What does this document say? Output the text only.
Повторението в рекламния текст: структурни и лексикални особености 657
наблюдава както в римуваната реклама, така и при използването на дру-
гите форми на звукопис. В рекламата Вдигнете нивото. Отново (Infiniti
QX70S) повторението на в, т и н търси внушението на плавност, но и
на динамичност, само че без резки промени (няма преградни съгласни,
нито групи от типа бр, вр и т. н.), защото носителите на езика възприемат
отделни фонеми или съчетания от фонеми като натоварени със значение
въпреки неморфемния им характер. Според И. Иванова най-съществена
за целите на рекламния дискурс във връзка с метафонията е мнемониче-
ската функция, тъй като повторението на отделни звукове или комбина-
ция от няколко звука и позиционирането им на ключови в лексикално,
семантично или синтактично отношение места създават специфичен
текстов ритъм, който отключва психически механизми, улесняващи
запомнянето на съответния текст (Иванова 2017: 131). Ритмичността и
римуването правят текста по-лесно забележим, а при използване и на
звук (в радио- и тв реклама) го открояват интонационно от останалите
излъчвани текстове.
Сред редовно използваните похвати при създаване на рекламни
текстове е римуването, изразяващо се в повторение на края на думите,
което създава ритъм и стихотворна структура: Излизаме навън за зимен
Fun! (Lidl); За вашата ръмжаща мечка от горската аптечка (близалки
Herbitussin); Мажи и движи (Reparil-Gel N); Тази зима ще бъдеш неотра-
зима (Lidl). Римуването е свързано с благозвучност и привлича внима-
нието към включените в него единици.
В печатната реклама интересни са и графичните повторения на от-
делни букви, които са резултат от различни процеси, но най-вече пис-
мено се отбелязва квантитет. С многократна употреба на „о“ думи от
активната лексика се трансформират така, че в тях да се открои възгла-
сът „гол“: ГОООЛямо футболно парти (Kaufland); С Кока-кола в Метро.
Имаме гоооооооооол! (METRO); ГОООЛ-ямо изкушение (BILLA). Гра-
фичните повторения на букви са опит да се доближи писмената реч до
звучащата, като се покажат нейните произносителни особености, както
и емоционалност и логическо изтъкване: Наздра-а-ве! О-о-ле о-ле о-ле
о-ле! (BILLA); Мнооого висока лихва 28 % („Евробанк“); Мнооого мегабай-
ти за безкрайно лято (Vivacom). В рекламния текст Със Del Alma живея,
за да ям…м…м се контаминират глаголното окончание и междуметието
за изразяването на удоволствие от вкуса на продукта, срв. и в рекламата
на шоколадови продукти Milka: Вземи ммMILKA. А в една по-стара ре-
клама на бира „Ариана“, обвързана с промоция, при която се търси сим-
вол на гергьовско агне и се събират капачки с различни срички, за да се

┄┄┄┄┄┄┄┄┄┄

Your answer should be a single number: the count of lines in the listing that contain the word "отделни".

2